◆ RECORDS PROVIDED ◆
▬▬▬

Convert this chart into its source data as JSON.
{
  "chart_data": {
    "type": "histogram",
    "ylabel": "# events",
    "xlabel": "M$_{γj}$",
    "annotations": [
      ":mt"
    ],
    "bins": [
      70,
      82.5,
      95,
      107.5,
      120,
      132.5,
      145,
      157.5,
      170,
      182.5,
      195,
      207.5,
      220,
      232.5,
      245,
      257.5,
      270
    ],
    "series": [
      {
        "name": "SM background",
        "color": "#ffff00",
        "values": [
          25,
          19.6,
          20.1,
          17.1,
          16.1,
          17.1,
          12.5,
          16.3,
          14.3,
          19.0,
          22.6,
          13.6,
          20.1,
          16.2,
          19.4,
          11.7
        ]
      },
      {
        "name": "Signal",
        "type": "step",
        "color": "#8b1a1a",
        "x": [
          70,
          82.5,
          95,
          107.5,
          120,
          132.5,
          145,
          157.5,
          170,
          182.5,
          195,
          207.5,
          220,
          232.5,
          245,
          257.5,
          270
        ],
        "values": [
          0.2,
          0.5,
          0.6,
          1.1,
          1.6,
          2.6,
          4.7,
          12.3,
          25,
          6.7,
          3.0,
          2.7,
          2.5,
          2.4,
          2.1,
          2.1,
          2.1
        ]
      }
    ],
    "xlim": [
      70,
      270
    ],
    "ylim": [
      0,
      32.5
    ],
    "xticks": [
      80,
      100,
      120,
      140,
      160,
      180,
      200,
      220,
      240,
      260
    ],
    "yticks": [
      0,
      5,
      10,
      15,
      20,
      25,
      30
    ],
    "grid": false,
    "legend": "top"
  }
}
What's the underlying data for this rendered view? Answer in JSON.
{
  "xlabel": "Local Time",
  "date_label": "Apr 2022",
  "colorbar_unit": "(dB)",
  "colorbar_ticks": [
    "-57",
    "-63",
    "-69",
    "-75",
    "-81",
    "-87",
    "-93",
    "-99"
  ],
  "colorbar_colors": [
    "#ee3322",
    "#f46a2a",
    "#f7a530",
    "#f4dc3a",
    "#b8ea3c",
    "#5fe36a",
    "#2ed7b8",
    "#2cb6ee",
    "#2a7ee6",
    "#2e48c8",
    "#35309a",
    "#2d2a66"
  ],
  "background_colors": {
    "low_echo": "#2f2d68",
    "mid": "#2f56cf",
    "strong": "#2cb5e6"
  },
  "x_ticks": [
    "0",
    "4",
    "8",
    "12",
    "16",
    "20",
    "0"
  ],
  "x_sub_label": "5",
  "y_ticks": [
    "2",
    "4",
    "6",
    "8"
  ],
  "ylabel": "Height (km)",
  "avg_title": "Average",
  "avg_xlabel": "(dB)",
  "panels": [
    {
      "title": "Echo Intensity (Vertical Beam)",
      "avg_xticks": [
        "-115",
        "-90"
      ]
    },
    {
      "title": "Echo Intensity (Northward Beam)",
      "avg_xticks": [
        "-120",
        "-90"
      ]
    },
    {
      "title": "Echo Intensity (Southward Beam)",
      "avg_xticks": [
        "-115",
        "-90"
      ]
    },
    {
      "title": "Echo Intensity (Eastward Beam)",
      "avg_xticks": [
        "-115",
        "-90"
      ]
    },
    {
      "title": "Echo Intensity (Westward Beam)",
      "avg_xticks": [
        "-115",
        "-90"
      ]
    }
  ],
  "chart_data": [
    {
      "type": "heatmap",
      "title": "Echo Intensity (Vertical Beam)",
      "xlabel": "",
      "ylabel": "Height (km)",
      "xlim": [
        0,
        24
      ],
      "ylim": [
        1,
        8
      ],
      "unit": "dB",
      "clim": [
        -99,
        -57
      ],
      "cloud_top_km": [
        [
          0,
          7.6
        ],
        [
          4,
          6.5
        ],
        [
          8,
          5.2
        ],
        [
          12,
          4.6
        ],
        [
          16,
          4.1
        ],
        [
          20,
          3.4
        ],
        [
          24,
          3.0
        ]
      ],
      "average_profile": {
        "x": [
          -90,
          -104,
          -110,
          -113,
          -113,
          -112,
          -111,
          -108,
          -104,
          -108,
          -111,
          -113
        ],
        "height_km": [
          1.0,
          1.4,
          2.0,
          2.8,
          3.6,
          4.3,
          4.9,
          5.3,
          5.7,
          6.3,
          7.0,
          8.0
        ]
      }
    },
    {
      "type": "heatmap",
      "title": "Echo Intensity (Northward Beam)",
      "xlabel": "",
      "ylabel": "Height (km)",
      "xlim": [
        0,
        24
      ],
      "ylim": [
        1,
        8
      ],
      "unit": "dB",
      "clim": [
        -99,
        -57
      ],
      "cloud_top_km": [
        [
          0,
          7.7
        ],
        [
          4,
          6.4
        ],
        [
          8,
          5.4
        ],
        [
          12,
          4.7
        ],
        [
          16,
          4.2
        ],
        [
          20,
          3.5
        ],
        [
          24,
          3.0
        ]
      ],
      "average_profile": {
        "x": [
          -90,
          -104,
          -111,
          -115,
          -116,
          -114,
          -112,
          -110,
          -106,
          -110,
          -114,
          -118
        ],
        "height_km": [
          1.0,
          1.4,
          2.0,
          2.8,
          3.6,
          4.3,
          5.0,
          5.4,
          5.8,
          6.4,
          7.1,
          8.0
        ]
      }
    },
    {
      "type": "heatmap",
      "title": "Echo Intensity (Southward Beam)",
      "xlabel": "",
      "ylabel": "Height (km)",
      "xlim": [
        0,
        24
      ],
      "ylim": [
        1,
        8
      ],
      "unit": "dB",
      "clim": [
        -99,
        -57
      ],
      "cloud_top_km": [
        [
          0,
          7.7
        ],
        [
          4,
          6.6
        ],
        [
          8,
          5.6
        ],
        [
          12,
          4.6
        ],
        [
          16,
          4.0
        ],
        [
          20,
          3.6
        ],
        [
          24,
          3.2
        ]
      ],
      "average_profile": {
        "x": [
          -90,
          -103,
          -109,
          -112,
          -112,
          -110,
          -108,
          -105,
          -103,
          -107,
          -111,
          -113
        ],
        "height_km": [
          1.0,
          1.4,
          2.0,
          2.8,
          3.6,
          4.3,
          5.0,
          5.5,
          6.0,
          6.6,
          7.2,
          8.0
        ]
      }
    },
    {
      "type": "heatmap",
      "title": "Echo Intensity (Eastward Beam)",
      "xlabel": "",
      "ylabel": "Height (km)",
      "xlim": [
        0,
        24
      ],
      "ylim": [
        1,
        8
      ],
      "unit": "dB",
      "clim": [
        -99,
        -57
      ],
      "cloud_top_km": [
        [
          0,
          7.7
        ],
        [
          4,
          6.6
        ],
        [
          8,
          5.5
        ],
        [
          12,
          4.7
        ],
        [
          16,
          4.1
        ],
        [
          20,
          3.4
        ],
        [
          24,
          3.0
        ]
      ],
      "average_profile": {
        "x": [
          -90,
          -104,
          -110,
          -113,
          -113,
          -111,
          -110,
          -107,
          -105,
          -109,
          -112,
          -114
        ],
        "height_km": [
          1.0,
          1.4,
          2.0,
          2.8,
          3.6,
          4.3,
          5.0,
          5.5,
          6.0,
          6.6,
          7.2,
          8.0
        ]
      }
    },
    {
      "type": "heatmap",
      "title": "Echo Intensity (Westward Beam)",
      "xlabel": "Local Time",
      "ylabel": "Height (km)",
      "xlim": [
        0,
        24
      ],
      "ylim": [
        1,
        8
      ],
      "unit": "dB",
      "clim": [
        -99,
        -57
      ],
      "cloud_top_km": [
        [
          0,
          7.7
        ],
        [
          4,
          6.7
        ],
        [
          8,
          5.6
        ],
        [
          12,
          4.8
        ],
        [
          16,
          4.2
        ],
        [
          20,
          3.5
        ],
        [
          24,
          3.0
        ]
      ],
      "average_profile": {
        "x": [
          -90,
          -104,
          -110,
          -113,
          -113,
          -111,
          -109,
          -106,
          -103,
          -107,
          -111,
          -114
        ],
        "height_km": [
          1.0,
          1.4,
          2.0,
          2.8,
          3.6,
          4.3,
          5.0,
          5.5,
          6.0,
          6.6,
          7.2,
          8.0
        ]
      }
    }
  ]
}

▬▬▬

◆ TO DO ◆
Write out every line of the preceding listing that contains "JSON".

◆ REPLY TO THE EXERCISE ◆
Convert this chart into its source data as JSON.
What's the underlying data for this rendered view? Answer in JSON.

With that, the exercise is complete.